━━━ Provided records

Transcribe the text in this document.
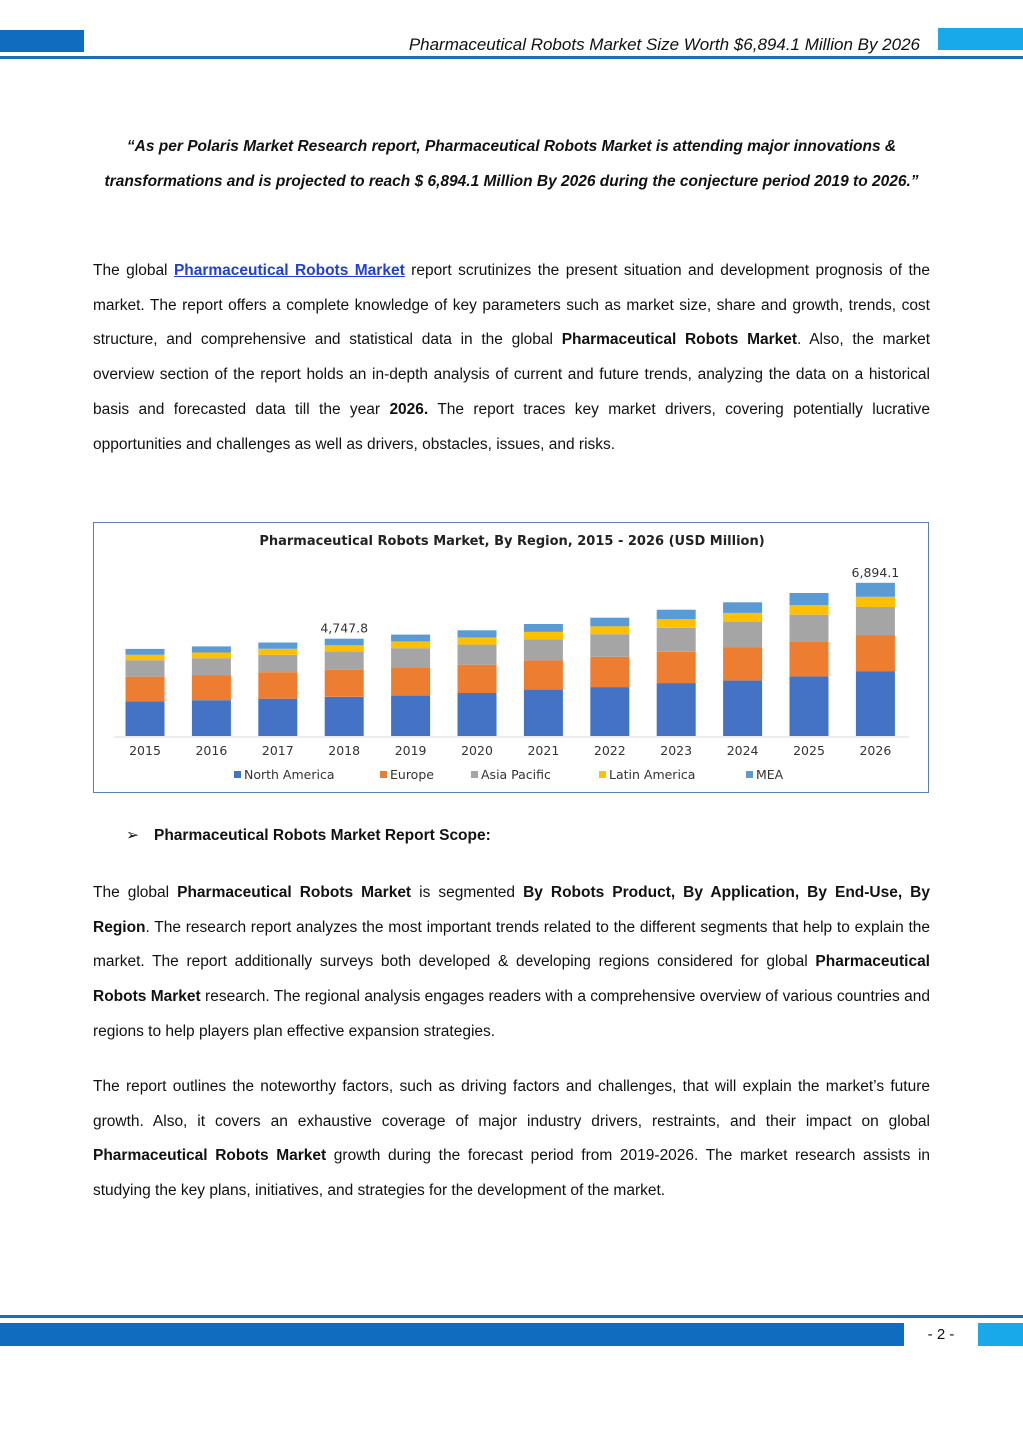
Pharmaceutical Robots Market Size Worth $6,894.1 Million By 2026
“As per Polaris Market Research report, Pharmaceutical Robots Market is attending major innovations & transformations and is projected to reach $ 6,894.1 Million By 2026 during the conjecture period 2019 to 2026.”
The global Pharmaceutical Robots Market report scrutinizes the present situation and development prognosis of the market. The report offers a complete knowledge of key parameters such as market size, share and growth, trends, cost structure, and comprehensive and statistical data in the global Pharmaceutical Robots Market. Also, the market overview section of the report holds an in-depth analysis of current and future trends, analyzing the data on a historical basis and forecasted data till the year 2026. The report traces key market drivers, covering potentially lucrative opportunities and challenges as well as drivers, obstacles, issues, and risks.
Pharmaceutical Robots Market, By Region, 2015 - 2026 (USD Million)
2015	2016	2017	2018	2019	2020	2021	2022	2023	2024	2025	2026
4,747.8
6,894.1
North America	Europe	Asia Pacific	Latin America	MEA
➢ Pharmaceutical Robots Market Report Scope:
The global Pharmaceutical Robots Market is segmented By Robots Product, By Application, By End-Use, By Region. The research report analyzes the most important trends related to the different segments that help to explain the market. The report additionally surveys both developed & developing regions considered for global Pharmaceutical Robots Market research. The regional analysis engages readers with a comprehensive overview of various countries and regions to help players plan effective expansion strategies.
The report outlines the noteworthy factors, such as driving factors and challenges, that will explain the market’s future growth. Also, it covers an exhaustive coverage of major industry drivers, restraints, and their impact on global Pharmaceutical Robots Market growth during the forecast period from 2019-2026. The market research assists in studying the key plans, initiatives, and strategies for the development of the market.
- 2 -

━━━━━━

→ Objective
Which lines of the data include "major"? Copy each of them.

→ The completed task
“As per Polaris Market Research report, Pharmaceutical Robots Market is attending major innovations & transformations and is projected to reach $ 6,894.1 Million By 2026 during the conjecture period 2019 to 2026.”
The report outlines the noteworthy factors, such as driving factors and challenges, that will explain the market’s future growth. Also, it covers an exhaustive coverage of major industry drivers, restraints, and their impact on global Pharmaceutical Robots Market growth during the forecast period from 2019-2026. The market research assists in studying the key plans, initiatives, and strategies for the development of the market.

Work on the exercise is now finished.